§ SHORT TASK
Report the number of lines in the entries below that include the word "icon", and nothing else.
# start of RECORDS SHOWN
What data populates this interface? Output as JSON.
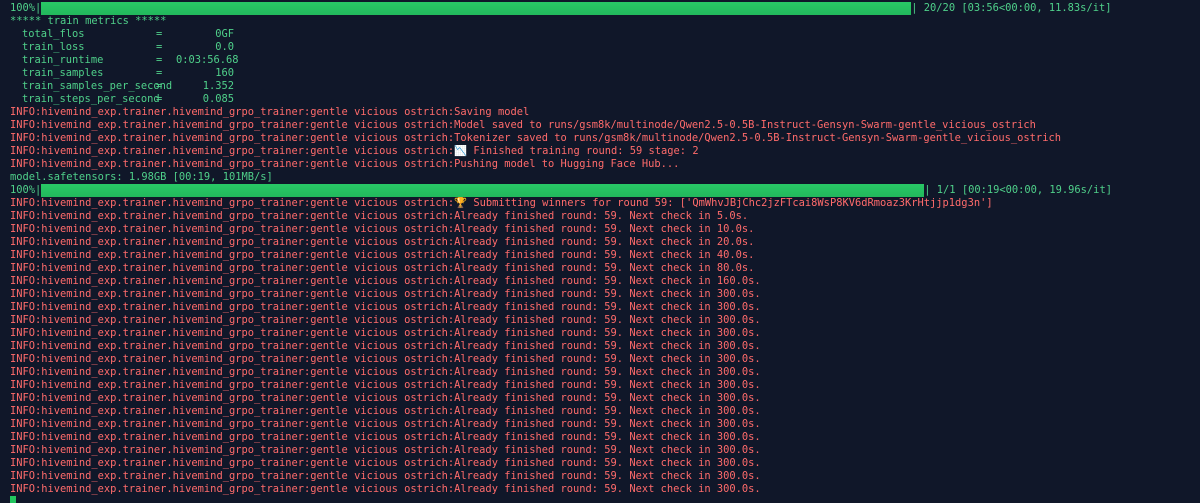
{
  "progress1": {
    "percent_label": "100%|",
    "progress_fraction": 1.0,
    "suffix": "| 20/20 [03:56<00:00, 11.83s/it]"
  },
  "metrics_header": "***** train metrics *****",
  "metrics": [
    {
      "key": "total_flos",
      "eq": "=",
      "value": "0GF"
    },
    {
      "key": "train_loss",
      "eq": "=",
      "value": "0.0"
    },
    {
      "key": "train_runtime",
      "eq": "=",
      "value": "0:03:56.68"
    },
    {
      "key": "train_samples",
      "eq": "=",
      "value": "160"
    },
    {
      "key": "train_samples_per_second",
      "eq": "=",
      "value": "1.352"
    },
    {
      "key": "train_steps_per_second",
      "eq": "=",
      "value": "0.085"
    }
  ],
  "info_prefix": "INFO:hivemind_exp.trainer.hivemind_grpo_trainer:gentle vicious ostrich:",
  "log_block_a": [
    "Saving model",
    "Model saved to runs/gsm8k/multinode/Qwen2.5-0.5B-Instruct-Gensyn-Swarm-gentle_vicious_ostrich",
    "Tokenizer saved to runs/gsm8k/multinode/Qwen2.5-0.5B-Instruct-Gensyn-Swarm-gentle_vicious_ostrich"
  ],
  "finished_line": {
    "icon": "📉",
    "icon_name": "chart-icon",
    "text": " Finished training round: 59 stage: 2"
  },
  "pushing_line": "Pushing model to Hugging Face Hub...",
  "safetensors_line": "model.safetensors: 1.98GB [00:19, 101MB/s]",
  "progress2": {
    "percent_label": "100%|",
    "progress_fraction": 1.0,
    "suffix": "| 1/1 [00:19<00:00, 19.96s/it]"
  },
  "submitting_line": {
    "icon": "🏆",
    "icon_name": "trophy-icon",
    "text": " Submitting winners for round 59: ['QmWhvJBjChc2jzFTcai8WsP8KV6dRmoaz3KrHtjjp1dg3n']"
  },
  "already_lines": [
    "Already finished round: 59. Next check in 5.0s.",
    "Already finished round: 59. Next check in 10.0s.",
    "Already finished round: 59. Next check in 20.0s.",
    "Already finished round: 59. Next check in 40.0s.",
    "Already finished round: 59. Next check in 80.0s.",
    "Already finished round: 59. Next check in 160.0s.",
    "Already finished round: 59. Next check in 300.0s.",
    "Already finished round: 59. Next check in 300.0s.",
    "Already finished round: 59. Next check in 300.0s.",
    "Already finished round: 59. Next check in 300.0s.",
    "Already finished round: 59. Next check in 300.0s.",
    "Already finished round: 59. Next check in 300.0s.",
    "Already finished round: 59. Next check in 300.0s.",
    "Already finished round: 59. Next check in 300.0s.",
    "Already finished round: 59. Next check in 300.0s.",
    "Already finished round: 59. Next check in 300.0s.",
    "Already finished round: 59. Next check in 300.0s.",
    "Already finished round: 59. Next check in 300.0s.",
    "Already finished round: 59. Next check in 300.0s.",
    "Already finished round: 59. Next check in 300.0s.",
    "Already finished round: 59. Next check in 300.0s.",
    "Already finished round: 59. Next check in 300.0s."
  ],
  "colors": {
    "background": "#101729",
    "green_text": "#4fd08a",
    "red_text": "#ff6b6b",
    "progress_fill": "#22c55e"
  }
}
# end of RECORDS SHOWN
§ SOLUTION FOR THIS TASK
4